### What the task asks
Type out the records that follow, exactly as given.

======

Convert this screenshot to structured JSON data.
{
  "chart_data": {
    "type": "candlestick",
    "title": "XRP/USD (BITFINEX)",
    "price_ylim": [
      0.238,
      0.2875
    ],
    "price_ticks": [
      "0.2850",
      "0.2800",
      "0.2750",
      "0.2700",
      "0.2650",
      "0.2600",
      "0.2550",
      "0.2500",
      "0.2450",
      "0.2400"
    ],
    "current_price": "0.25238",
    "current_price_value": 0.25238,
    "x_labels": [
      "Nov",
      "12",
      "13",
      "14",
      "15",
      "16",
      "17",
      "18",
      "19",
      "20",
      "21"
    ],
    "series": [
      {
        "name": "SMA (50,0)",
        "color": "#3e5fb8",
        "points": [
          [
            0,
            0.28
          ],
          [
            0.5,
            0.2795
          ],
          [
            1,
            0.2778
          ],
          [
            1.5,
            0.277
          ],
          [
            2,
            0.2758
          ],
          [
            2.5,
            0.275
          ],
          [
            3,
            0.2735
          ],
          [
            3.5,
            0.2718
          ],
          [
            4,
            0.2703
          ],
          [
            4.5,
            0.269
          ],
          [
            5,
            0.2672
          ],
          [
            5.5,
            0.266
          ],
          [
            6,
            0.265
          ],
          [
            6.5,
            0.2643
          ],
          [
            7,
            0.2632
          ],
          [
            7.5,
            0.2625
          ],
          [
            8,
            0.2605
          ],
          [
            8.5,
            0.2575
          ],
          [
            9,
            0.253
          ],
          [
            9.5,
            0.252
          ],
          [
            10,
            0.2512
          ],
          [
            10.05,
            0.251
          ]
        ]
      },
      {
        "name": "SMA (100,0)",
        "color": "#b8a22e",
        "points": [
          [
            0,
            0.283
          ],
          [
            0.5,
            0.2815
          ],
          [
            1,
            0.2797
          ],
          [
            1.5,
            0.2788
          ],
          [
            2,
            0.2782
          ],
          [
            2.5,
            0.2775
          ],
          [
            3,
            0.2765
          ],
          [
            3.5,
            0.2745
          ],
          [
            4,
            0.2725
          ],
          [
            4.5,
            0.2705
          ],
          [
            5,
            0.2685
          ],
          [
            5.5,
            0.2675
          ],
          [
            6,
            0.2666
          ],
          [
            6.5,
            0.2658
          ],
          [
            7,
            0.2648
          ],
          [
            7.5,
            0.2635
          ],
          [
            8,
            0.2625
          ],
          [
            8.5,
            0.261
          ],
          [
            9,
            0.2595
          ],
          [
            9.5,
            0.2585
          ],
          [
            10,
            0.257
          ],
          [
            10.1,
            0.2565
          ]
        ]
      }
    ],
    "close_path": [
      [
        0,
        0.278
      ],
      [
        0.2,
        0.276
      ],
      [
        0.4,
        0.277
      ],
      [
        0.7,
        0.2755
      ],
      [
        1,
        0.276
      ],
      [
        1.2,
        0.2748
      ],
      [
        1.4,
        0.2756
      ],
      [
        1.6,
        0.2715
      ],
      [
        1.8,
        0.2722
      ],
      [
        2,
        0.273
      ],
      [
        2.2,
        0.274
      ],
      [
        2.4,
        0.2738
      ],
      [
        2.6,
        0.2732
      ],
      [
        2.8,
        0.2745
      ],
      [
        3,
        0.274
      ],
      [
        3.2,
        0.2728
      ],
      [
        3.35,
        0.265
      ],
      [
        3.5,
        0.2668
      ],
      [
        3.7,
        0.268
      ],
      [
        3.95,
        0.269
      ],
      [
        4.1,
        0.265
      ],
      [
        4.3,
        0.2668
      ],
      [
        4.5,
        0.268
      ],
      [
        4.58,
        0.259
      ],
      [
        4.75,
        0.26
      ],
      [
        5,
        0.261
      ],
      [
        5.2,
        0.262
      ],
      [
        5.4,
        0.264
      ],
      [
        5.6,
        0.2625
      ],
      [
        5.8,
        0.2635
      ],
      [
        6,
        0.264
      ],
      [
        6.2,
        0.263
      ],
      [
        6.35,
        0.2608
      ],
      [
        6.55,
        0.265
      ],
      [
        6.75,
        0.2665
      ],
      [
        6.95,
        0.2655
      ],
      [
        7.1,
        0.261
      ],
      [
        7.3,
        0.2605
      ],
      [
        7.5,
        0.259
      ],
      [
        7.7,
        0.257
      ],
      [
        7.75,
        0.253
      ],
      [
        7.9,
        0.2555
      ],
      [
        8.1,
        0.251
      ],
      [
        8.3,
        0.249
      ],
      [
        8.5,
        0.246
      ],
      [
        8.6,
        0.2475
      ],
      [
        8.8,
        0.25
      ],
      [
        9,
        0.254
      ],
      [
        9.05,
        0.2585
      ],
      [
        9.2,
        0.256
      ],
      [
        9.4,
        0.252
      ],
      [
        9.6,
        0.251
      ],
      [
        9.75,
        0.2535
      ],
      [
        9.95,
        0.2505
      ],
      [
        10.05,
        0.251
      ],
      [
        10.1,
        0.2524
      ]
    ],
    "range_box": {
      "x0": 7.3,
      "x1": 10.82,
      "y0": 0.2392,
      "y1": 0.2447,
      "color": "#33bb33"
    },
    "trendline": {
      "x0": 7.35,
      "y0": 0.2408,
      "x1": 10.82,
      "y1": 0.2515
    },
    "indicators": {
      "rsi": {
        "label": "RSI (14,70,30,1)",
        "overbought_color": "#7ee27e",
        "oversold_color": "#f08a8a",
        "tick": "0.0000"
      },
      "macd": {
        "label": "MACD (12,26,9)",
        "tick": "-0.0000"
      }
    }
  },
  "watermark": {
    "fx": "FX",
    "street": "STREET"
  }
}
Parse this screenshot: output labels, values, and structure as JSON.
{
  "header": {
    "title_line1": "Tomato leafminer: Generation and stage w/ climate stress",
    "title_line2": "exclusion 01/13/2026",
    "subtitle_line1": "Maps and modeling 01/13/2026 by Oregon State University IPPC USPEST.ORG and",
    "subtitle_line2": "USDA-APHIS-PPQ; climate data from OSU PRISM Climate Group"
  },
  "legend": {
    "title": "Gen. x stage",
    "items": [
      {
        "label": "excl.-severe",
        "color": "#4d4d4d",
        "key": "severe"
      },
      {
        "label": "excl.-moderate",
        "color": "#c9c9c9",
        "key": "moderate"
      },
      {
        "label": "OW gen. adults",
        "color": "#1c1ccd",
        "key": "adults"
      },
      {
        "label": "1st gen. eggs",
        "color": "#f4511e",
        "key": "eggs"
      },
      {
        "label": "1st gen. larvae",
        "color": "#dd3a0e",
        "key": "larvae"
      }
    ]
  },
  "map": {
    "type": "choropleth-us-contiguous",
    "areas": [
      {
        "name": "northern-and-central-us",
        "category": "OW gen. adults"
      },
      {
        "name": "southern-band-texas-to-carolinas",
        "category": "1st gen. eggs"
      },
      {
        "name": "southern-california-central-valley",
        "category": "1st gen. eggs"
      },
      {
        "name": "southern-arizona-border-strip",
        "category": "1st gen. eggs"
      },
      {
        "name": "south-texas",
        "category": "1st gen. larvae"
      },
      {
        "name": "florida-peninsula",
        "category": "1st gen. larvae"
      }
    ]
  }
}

======

### Complete response
Convert this screenshot to structured JSON data.
{
  "chart_data": {
    "type": "candlestick",
    "title": "XRP/USD (BITFINEX)",
    "price_ylim": [
      0.238,
      0.2875
    ],
    "price_ticks": [
      "0.2850",
      "0.2800",
      "0.2750",
      "0.2700",
      "0.2650",
      "0.2600",
      "0.2550",
      "0.2500",
      "0.2450",
      "0.2400"
    ],
    "current_price": "0.25238",
    "current_price_value": 0.25238,
    "x_labels": [
      "Nov",
      "12",
      "13",
      "14",
      "15",
      "16",
      "17",
      "18",
      "19",
      "20",
      "21"
    ],
    "series": [
      {
        "name": "SMA (50,0)",
        "color": "#3e5fb8",
        "points": [
          [
            0,
            0.28
          ],
          [
            0.5,
            0.2795
          ],
          [
            1,
            0.2778
          ],
          [
            1.5,
            0.277
          ],
          [
            2,
            0.2758
          ],
          [
            2.5,
            0.275
          ],
          [
            3,
            0.2735
          ],
          [
            3.5,
            0.2718
          ],
          [
            4,
            0.2703
          ],
          [
            4.5,
            0.269
          ],
          [
            5,
            0.2672
          ],
          [
            5.5,
            0.266
          ],
          [
            6,
            0.265
          ],
          [
            6.5,
            0.2643
          ],
          [
            7,
            0.2632
          ],
          [
            7.5,
            0.2625
          ],
          [
            8,
            0.2605
          ],
          [
            8.5,
            0.2575
          ],
          [
            9,
            0.253
          ],
          [
            9.5,
            0.252
          ],
          [
            10,
            0.2512
          ],
          [
            10.05,
            0.251
          ]
        ]
      },
      {
        "name": "SMA (100,0)",
        "color": "#b8a22e",
        "points": [
          [
            0,
            0.283
          ],
          [
            0.5,
            0.2815
          ],
          [
            1,
            0.2797
          ],
          [
            1.5,
            0.2788
          ],
          [
            2,
            0.2782
          ],
          [
            2.5,
            0.2775
          ],
          [
            3,
            0.2765
          ],
          [
            3.5,
            0.2745
          ],
          [
            4,
            0.2725
          ],
          [
            4.5,
            0.2705
          ],
          [
            5,
            0.2685
          ],
          [
            5.5,
            0.2675
          ],
          [
            6,
            0.2666
          ],
          [
            6.5,
            0.2658
          ],
          [
            7,
            0.2648
          ],
          [
            7.5,
            0.2635
          ],
          [
            8,
            0.2625
          ],
          [
            8.5,
            0.261
          ],
          [
            9,
            0.2595
          ],
          [
            9.5,
            0.2585
          ],
          [
            10,
            0.257
          ],
          [
            10.1,
            0.2565
          ]
        ]
      }
    ],
    "close_path": [
      [
        0,
        0.278
      ],
      [
        0.2,
        0.276
      ],
      [
        0.4,
        0.277
      ],
      [
        0.7,
        0.2755
      ],
      [
        1,
        0.276
      ],
      [
        1.2,
        0.2748
      ],
      [
        1.4,
        0.2756
      ],
      [
        1.6,
        0.2715
      ],
      [
        1.8,
        0.2722
      ],
      [
        2,
        0.273
      ],
      [
        2.2,
        0.274
      ],
      [
        2.4,
        0.2738
      ],
      [
        2.6,
        0.2732
      ],
      [
        2.8,
        0.2745
      ],
      [
        3,
        0.274
      ],
      [
        3.2,
        0.2728
      ],
      [
        3.35,
        0.265
      ],
      [
        3.5,
        0.2668
      ],
      [
        3.7,
        0.268
      ],
      [
        3.95,
        0.269
      ],
      [
        4.1,
        0.265
      ],
      [
        4.3,
        0.2668
      ],
      [
        4.5,
        0.268
      ],
      [
        4.58,
        0.259
      ],
      [
        4.75,
        0.26
      ],
      [
        5,
        0.261
      ],
      [
        5.2,
        0.262
      ],
      [
        5.4,
        0.264
      ],
      [
        5.6,
        0.2625
      ],
      [
        5.8,
        0.2635
      ],
      [
        6,
        0.264
      ],
      [
        6.2,
        0.263
      ],
      [
        6.35,
        0.2608
      ],
      [
        6.55,
        0.265
      ],
      [
        6.75,
        0.2665
      ],
      [
        6.95,
        0.2655
      ],
      [
        7.1,
        0.261
      ],
      [
        7.3,
        0.2605
      ],
      [
        7.5,
        0.259
      ],
      [
        7.7,
        0.257
      ],
      [
        7.75,
        0.253
      ],
      [
        7.9,
        0.2555
      ],
      [
        8.1,
        0.251
      ],
      [
        8.3,
        0.249
      ],
      [
        8.5,
        0.246
      ],
      [
        8.6,
        0.2475
      ],
      [
        8.8,
        0.25
      ],
      [
        9,
        0.254
      ],
      [
        9.05,
        0.2585
      ],
      [
        9.2,
        0.256
      ],
      [
        9.4,
        0.252
      ],
      [
        9.6,
        0.251
      ],
      [
        9.75,
        0.2535
      ],
      [
        9.95,
        0.2505
      ],
      [
        10.05,
        0.251
      ],
      [
        10.1,
        0.2524
      ]
    ],
    "range_box": {
      "x0": 7.3,
      "x1": 10.82,
      "y0": 0.2392,
      "y1": 0.2447,
      "color": "#33bb33"
    },
    "trendline": {
      "x0": 7.35,
      "y0": 0.2408,
      "x1": 10.82,
      "y1": 0.2515
    },
    "indicators": {
      "rsi": {
        "label": "RSI (14,70,30,1)",
        "overbought_color": "#7ee27e",
        "oversold_color": "#f08a8a",
        "tick": "0.0000"
      },
      "macd": {
        "label": "MACD (12,26,9)",
        "tick": "-0.0000"
      }
    }
  },
  "watermark": {
    "fx": "FX",
    "street": "STREET"
  }
}
Parse this screenshot: output labels, values, and structure as JSON.
{
  "header": {
    "title_line1": "Tomato leafminer: Generation and stage w/ climate stress",
    "title_line2": "exclusion 01/13/2026",
    "subtitle_line1": "Maps and modeling 01/13/2026 by Oregon State University IPPC USPEST.ORG and",
    "subtitle_line2": "USDA-APHIS-PPQ; climate data from OSU PRISM Climate Group"
  },
  "legend": {
    "title": "Gen. x stage",
    "items": [
      {
        "label": "excl.-severe",
        "color": "#4d4d4d",
        "key": "severe"
      },
      {
        "label": "excl.-moderate",
        "color": "#c9c9c9",
        "key": "moderate"
      },
      {
        "label": "OW gen. adults",
        "color": "#1c1ccd",
        "key": "adults"
      },
      {
        "label": "1st gen. eggs",
        "color": "#f4511e",
        "key": "eggs"
      },
      {
        "label": "1st gen. larvae",
        "color": "#dd3a0e",
        "key": "larvae"
      }
    ]
  },
  "map": {
    "type": "choropleth-us-contiguous",
    "areas": [
      {
        "name": "northern-and-central-us",
        "category": "OW gen. adults"
      },
      {
        "name": "southern-band-texas-to-carolinas",
        "category": "1st gen. eggs"
      },
      {
        "name": "southern-california-central-valley",
        "category": "1st gen. eggs"
      },
      {
        "name": "southern-arizona-border-strip",
        "category": "1st gen. eggs"
      },
      {
        "name": "south-texas",
        "category": "1st gen. larvae"
      },
      {
        "name": "florida-peninsula",
        "category": "1st gen. larvae"
      }
    ]
  }
}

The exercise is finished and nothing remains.